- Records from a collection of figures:
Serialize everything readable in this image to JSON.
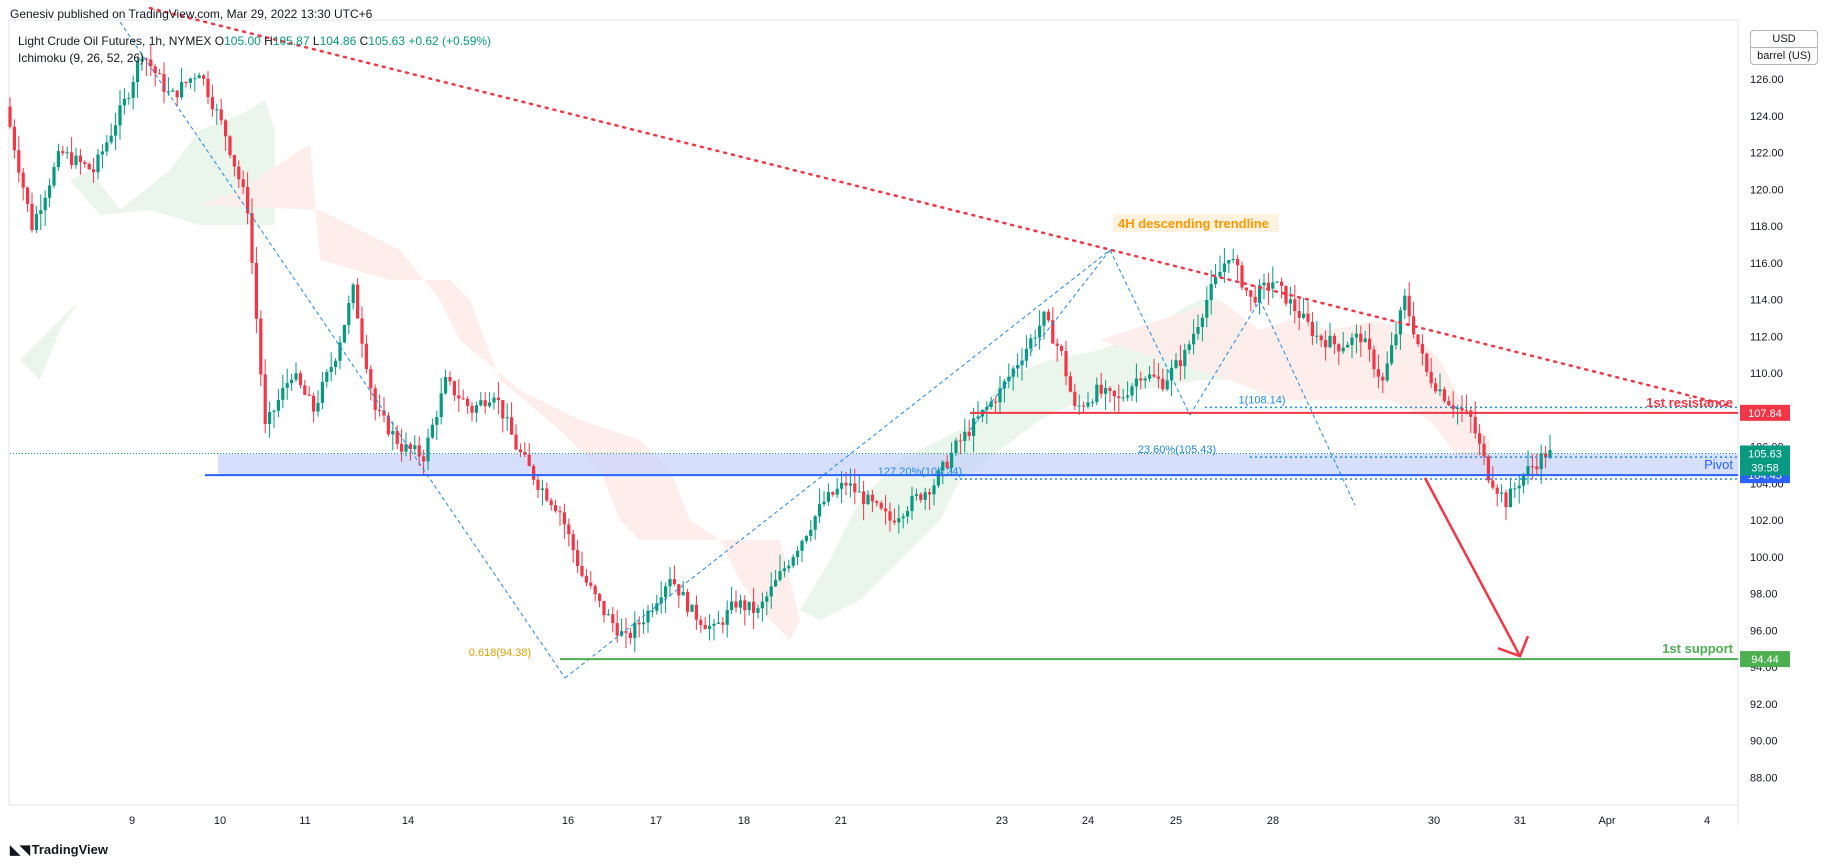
{
  "publisher_line": "Genesiv published on TradingView.com, Mar 29, 2022 13:30 UTC+6",
  "legend": {
    "symbol": "Light Crude Oil Futures, 1h, NYMEX",
    "open_label": "O",
    "open": "105.00",
    "high_label": "H",
    "high": "105.87",
    "low_label": "L",
    "low": "104.86",
    "close_label": "C",
    "close": "105.63",
    "change": "+0.62 (+0.59%)",
    "indicator": "Ichimoku (9, 26, 52, 26)"
  },
  "unit_box": {
    "currency": "USD",
    "unit": "barrel (US)"
  },
  "footer": {
    "brand": "TradingView"
  },
  "colors": {
    "up": "#089981",
    "down": "#f23645",
    "trendline": "#f23645",
    "pivot": "#2962ff",
    "support": "#4caf50",
    "fib": "#1e88e5",
    "cloud_bull": "#e8f5e9",
    "cloud_bear": "#fdecea"
  },
  "chart_data": {
    "type": "candlestick",
    "ylim": [
      86.5,
      129
    ],
    "y_ticks": [
      "88.00",
      "90.00",
      "92.00",
      "94.00",
      "96.00",
      "98.00",
      "100.00",
      "102.00",
      "104.00",
      "106.00",
      "108.00",
      "110.00",
      "112.00",
      "114.00",
      "116.00",
      "118.00",
      "120.00",
      "122.00",
      "124.00",
      "126.00"
    ],
    "x_ticks": [
      "9",
      "10",
      "11",
      "14",
      "16",
      "17",
      "18",
      "21",
      "23",
      "24",
      "25",
      "28",
      "30",
      "31",
      "Apr",
      "4"
    ],
    "close_path": [
      {
        "x": 0,
        "y": 124.5
      },
      {
        "x": 12,
        "y": 118
      },
      {
        "x": 25,
        "y": 122
      },
      {
        "x": 40,
        "y": 121
      },
      {
        "x": 55,
        "y": 125
      },
      {
        "x": 62,
        "y": 127.5
      },
      {
        "x": 75,
        "y": 125
      },
      {
        "x": 88,
        "y": 126.5
      },
      {
        "x": 100,
        "y": 123
      },
      {
        "x": 110,
        "y": 119
      },
      {
        "x": 118,
        "y": 107
      },
      {
        "x": 130,
        "y": 110
      },
      {
        "x": 140,
        "y": 108
      },
      {
        "x": 150,
        "y": 111
      },
      {
        "x": 158,
        "y": 114.5
      },
      {
        "x": 168,
        "y": 108
      },
      {
        "x": 180,
        "y": 106
      },
      {
        "x": 190,
        "y": 105.5
      },
      {
        "x": 200,
        "y": 109.5
      },
      {
        "x": 212,
        "y": 108
      },
      {
        "x": 222,
        "y": 109
      },
      {
        "x": 232,
        "y": 106
      },
      {
        "x": 242,
        "y": 104
      },
      {
        "x": 252,
        "y": 102.5
      },
      {
        "x": 262,
        "y": 99
      },
      {
        "x": 272,
        "y": 97
      },
      {
        "x": 282,
        "y": 95.5
      },
      {
        "x": 292,
        "y": 97
      },
      {
        "x": 302,
        "y": 99
      },
      {
        "x": 312,
        "y": 97
      },
      {
        "x": 322,
        "y": 96
      },
      {
        "x": 332,
        "y": 97.5
      },
      {
        "x": 342,
        "y": 97
      },
      {
        "x": 352,
        "y": 99
      },
      {
        "x": 362,
        "y": 101
      },
      {
        "x": 372,
        "y": 103
      },
      {
        "x": 382,
        "y": 104
      },
      {
        "x": 392,
        "y": 103
      },
      {
        "x": 402,
        "y": 102
      },
      {
        "x": 412,
        "y": 103
      },
      {
        "x": 422,
        "y": 104
      },
      {
        "x": 432,
        "y": 106
      },
      {
        "x": 442,
        "y": 107.5
      },
      {
        "x": 452,
        "y": 109
      },
      {
        "x": 462,
        "y": 111
      },
      {
        "x": 472,
        "y": 113
      },
      {
        "x": 480,
        "y": 111
      },
      {
        "x": 486,
        "y": 108
      },
      {
        "x": 496,
        "y": 109
      },
      {
        "x": 506,
        "y": 108.5
      },
      {
        "x": 516,
        "y": 110
      },
      {
        "x": 526,
        "y": 109.5
      },
      {
        "x": 536,
        "y": 111
      },
      {
        "x": 546,
        "y": 114
      },
      {
        "x": 556,
        "y": 116.5
      },
      {
        "x": 566,
        "y": 114
      },
      {
        "x": 576,
        "y": 115
      },
      {
        "x": 586,
        "y": 113.5
      },
      {
        "x": 596,
        "y": 112
      },
      {
        "x": 606,
        "y": 111.5
      },
      {
        "x": 616,
        "y": 112
      },
      {
        "x": 626,
        "y": 109.5
      },
      {
        "x": 636,
        "y": 114
      },
      {
        "x": 646,
        "y": 110
      },
      {
        "x": 656,
        "y": 108.5
      },
      {
        "x": 666,
        "y": 107.5
      },
      {
        "x": 674,
        "y": 104.5
      },
      {
        "x": 682,
        "y": 103
      },
      {
        "x": 690,
        "y": 104.5
      },
      {
        "x": 700,
        "y": 105.6
      }
    ],
    "trendline": {
      "label": "4H descending trendline",
      "start": {
        "x": 0,
        "y": 131.5
      },
      "end": {
        "x": 860,
        "y": 108.2
      }
    },
    "levels": [
      {
        "name": "1st resistance",
        "value": 107.84,
        "label": "107.84"
      },
      {
        "name": "Pivot",
        "value": 104.45,
        "label": "104.45"
      },
      {
        "name": "1st support",
        "value": 94.44,
        "label": "94.44"
      }
    ],
    "fib_labels": [
      {
        "text": "1(108.14)",
        "value": 108.14
      },
      {
        "text": "23.60%(105.43)",
        "value": 105.43
      },
      {
        "text": "127.20%(104.24)",
        "value": 104.24
      },
      {
        "text": "0.618(94.38)",
        "value": 94.38
      }
    ],
    "last_price": {
      "value": 105.63,
      "label": "105.63",
      "countdown": "39:58"
    },
    "projection": {
      "from": {
        "x": 700,
        "y": 104.3
      },
      "to": {
        "x": 750,
        "y": 94.6
      }
    }
  }
}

- Instructions to follow: Output the data exactly. Pictures don't belong in the result.

- Expected answer:
Serialize everything readable in this image to JSON.
{
  "publisher_line": "Genesiv published on TradingView.com, Mar 29, 2022 13:30 UTC+6",
  "legend": {
    "symbol": "Light Crude Oil Futures, 1h, NYMEX",
    "open_label": "O",
    "open": "105.00",
    "high_label": "H",
    "high": "105.87",
    "low_label": "L",
    "low": "104.86",
    "close_label": "C",
    "close": "105.63",
    "change": "+0.62 (+0.59%)",
    "indicator": "Ichimoku (9, 26, 52, 26)"
  },
  "unit_box": {
    "currency": "USD",
    "unit": "barrel (US)"
  },
  "footer": {
    "brand": "TradingView"
  },
  "colors": {
    "up": "#089981",
    "down": "#f23645",
    "trendline": "#f23645",
    "pivot": "#2962ff",
    "support": "#4caf50",
    "fib": "#1e88e5",
    "cloud_bull": "#e8f5e9",
    "cloud_bear": "#fdecea"
  },
  "chart_data": {
    "type": "candlestick",
    "ylim": [
      86.5,
      129
    ],
    "y_ticks": [
      "88.00",
      "90.00",
      "92.00",
      "94.00",
      "96.00",
      "98.00",
      "100.00",
      "102.00",
      "104.00",
      "106.00",
      "108.00",
      "110.00",
      "112.00",
      "114.00",
      "116.00",
      "118.00",
      "120.00",
      "122.00",
      "124.00",
      "126.00"
    ],
    "x_ticks": [
      "9",
      "10",
      "11",
      "14",
      "16",
      "17",
      "18",
      "21",
      "23",
      "24",
      "25",
      "28",
      "30",
      "31",
      "Apr",
      "4"
    ],
    "close_path": [
      {
        "x": 0,
        "y": 124.5
      },
      {
        "x": 12,
        "y": 118
      },
      {
        "x": 25,
        "y": 122
      },
      {
        "x": 40,
        "y": 121
      },
      {
        "x": 55,
        "y": 125
      },
      {
        "x": 62,
        "y": 127.5
      },
      {
        "x": 75,
        "y": 125
      },
      {
        "x": 88,
        "y": 126.5
      },
      {
        "x": 100,
        "y": 123
      },
      {
        "x": 110,
        "y": 119
      },
      {
        "x": 118,
        "y": 107
      },
      {
        "x": 130,
        "y": 110
      },
      {
        "x": 140,
        "y": 108
      },
      {
        "x": 150,
        "y": 111
      },
      {
        "x": 158,
        "y": 114.5
      },
      {
        "x": 168,
        "y": 108
      },
      {
        "x": 180,
        "y": 106
      },
      {
        "x": 190,
        "y": 105.5
      },
      {
        "x": 200,
        "y": 109.5
      },
      {
        "x": 212,
        "y": 108
      },
      {
        "x": 222,
        "y": 109
      },
      {
        "x": 232,
        "y": 106
      },
      {
        "x": 242,
        "y": 104
      },
      {
        "x": 252,
        "y": 102.5
      },
      {
        "x": 262,
        "y": 99
      },
      {
        "x": 272,
        "y": 97
      },
      {
        "x": 282,
        "y": 95.5
      },
      {
        "x": 292,
        "y": 97
      },
      {
        "x": 302,
        "y": 99
      },
      {
        "x": 312,
        "y": 97
      },
      {
        "x": 322,
        "y": 96
      },
      {
        "x": 332,
        "y": 97.5
      },
      {
        "x": 342,
        "y": 97
      },
      {
        "x": 352,
        "y": 99
      },
      {
        "x": 362,
        "y": 101
      },
      {
        "x": 372,
        "y": 103
      },
      {
        "x": 382,
        "y": 104
      },
      {
        "x": 392,
        "y": 103
      },
      {
        "x": 402,
        "y": 102
      },
      {
        "x": 412,
        "y": 103
      },
      {
        "x": 422,
        "y": 104
      },
      {
        "x": 432,
        "y": 106
      },
      {
        "x": 442,
        "y": 107.5
      },
      {
        "x": 452,
        "y": 109
      },
      {
        "x": 462,
        "y": 111
      },
      {
        "x": 472,
        "y": 113
      },
      {
        "x": 480,
        "y": 111
      },
      {
        "x": 486,
        "y": 108
      },
      {
        "x": 496,
        "y": 109
      },
      {
        "x": 506,
        "y": 108.5
      },
      {
        "x": 516,
        "y": 110
      },
      {
        "x": 526,
        "y": 109.5
      },
      {
        "x": 536,
        "y": 111
      },
      {
        "x": 546,
        "y": 114
      },
      {
        "x": 556,
        "y": 116.5
      },
      {
        "x": 566,
        "y": 114
      },
      {
        "x": 576,
        "y": 115
      },
      {
        "x": 586,
        "y": 113.5
      },
      {
        "x": 596,
        "y": 112
      },
      {
        "x": 606,
        "y": 111.5
      },
      {
        "x": 616,
        "y": 112
      },
      {
        "x": 626,
        "y": 109.5
      },
      {
        "x": 636,
        "y": 114
      },
      {
        "x": 646,
        "y": 110
      },
      {
        "x": 656,
        "y": 108.5
      },
      {
        "x": 666,
        "y": 107.5
      },
      {
        "x": 674,
        "y": 104.5
      },
      {
        "x": 682,
        "y": 103
      },
      {
        "x": 690,
        "y": 104.5
      },
      {
        "x": 700,
        "y": 105.6
      }
    ],
    "trendline": {
      "label": "4H descending trendline",
      "start": {
        "x": 0,
        "y": 131.5
      },
      "end": {
        "x": 860,
        "y": 108.2
      }
    },
    "levels": [
      {
        "name": "1st resistance",
        "value": 107.84,
        "label": "107.84"
      },
      {
        "name": "Pivot",
        "value": 104.45,
        "label": "104.45"
      },
      {
        "name": "1st support",
        "value": 94.44,
        "label": "94.44"
      }
    ],
    "fib_labels": [
      {
        "text": "1(108.14)",
        "value": 108.14
      },
      {
        "text": "23.60%(105.43)",
        "value": 105.43
      },
      {
        "text": "127.20%(104.24)",
        "value": 104.24
      },
      {
        "text": "0.618(94.38)",
        "value": 94.38
      }
    ],
    "last_price": {
      "value": 105.63,
      "label": "105.63",
      "countdown": "39:58"
    },
    "projection": {
      "from": {
        "x": 700,
        "y": 104.3
      },
      "to": {
        "x": 750,
        "y": 94.6
      }
    }
  }
}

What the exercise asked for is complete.